§ **What is needed**
Find all the lines with "Windows" and gather them.

§ **Supplied records**
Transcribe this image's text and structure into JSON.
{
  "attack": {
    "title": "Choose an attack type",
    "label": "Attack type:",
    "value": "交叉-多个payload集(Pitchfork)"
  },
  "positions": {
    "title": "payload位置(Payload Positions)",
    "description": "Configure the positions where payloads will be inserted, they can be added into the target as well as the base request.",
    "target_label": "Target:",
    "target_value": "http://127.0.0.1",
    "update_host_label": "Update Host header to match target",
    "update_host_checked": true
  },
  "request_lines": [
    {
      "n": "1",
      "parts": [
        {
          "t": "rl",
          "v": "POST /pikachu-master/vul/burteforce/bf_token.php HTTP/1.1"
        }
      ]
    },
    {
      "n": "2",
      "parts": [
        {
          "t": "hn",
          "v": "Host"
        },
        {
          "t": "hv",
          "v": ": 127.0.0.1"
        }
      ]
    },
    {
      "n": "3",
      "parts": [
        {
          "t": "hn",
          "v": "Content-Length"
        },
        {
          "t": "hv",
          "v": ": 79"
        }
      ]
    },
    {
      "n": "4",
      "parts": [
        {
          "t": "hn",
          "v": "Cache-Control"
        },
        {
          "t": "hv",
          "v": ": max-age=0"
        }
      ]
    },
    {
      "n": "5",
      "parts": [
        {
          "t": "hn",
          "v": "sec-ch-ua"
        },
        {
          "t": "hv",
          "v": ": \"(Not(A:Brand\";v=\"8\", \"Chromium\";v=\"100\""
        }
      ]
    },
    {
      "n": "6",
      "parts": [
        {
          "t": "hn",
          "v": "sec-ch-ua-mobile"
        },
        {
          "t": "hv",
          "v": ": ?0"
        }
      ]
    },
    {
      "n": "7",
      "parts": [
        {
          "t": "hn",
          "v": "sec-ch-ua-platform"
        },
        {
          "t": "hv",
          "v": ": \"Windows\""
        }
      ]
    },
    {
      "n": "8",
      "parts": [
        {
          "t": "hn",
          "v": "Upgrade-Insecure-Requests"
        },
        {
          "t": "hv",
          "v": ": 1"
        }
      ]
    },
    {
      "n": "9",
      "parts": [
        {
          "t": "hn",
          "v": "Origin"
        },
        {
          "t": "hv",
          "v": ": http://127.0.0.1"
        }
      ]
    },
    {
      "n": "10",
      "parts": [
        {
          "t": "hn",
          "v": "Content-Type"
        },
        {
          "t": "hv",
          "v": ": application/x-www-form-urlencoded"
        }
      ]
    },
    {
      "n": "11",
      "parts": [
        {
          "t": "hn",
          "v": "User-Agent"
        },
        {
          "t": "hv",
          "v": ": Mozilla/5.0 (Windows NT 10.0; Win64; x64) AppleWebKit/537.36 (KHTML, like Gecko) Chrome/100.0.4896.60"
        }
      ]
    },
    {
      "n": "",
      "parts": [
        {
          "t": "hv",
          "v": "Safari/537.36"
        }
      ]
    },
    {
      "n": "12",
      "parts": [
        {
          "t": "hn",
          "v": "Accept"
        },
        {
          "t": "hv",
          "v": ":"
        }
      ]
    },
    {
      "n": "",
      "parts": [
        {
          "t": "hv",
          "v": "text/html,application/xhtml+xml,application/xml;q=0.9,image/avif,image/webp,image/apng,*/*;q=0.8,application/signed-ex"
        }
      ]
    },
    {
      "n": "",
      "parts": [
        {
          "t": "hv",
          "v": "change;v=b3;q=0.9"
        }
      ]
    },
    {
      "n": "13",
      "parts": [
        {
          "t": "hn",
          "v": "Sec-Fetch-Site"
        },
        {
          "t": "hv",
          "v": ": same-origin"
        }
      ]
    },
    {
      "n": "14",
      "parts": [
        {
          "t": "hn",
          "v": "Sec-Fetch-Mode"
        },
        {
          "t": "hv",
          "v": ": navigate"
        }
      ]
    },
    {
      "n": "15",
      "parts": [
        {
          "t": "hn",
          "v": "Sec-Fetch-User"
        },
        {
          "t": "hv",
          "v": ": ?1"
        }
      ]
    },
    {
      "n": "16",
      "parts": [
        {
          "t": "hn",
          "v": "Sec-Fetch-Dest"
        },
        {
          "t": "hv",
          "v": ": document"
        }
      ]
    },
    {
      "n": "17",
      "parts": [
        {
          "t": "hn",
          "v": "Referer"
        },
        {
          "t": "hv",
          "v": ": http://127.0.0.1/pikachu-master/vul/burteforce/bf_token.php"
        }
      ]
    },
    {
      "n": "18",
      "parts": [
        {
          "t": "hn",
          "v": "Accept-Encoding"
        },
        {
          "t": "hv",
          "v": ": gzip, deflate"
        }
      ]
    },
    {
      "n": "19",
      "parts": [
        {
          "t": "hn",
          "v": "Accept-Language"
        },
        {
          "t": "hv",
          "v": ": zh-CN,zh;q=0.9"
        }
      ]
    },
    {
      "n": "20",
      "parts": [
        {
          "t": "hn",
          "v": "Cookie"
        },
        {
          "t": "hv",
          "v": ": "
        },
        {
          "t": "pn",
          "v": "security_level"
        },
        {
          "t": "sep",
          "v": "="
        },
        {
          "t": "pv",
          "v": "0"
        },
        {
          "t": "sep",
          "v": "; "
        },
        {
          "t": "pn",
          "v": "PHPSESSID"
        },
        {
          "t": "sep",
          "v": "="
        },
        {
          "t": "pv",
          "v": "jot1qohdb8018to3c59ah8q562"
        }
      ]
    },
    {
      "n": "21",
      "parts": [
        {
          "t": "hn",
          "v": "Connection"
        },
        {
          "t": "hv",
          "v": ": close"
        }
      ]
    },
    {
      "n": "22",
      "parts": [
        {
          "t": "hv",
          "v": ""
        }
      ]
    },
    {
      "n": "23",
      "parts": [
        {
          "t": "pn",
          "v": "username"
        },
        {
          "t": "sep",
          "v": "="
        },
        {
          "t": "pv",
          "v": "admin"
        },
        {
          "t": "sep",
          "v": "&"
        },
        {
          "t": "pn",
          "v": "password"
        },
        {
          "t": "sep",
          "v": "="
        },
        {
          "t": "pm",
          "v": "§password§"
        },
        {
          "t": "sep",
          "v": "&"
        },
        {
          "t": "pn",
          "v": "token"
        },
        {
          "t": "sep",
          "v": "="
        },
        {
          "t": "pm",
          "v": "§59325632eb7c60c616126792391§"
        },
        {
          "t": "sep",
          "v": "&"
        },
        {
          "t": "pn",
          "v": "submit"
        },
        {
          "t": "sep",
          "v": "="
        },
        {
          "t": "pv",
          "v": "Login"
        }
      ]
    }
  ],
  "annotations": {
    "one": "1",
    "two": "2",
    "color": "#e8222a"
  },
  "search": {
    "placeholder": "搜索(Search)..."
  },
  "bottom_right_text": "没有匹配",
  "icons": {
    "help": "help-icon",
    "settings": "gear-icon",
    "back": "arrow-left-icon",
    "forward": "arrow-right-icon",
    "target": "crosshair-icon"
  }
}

§ **In response**
          "v": ": \"Windows\""
          "v": ": Mozilla/5.0 (Windows NT 10.0; Win64; x64) AppleWebKit/537.36 (KHTML, like Gecko) Chrome/100.0.4896.60"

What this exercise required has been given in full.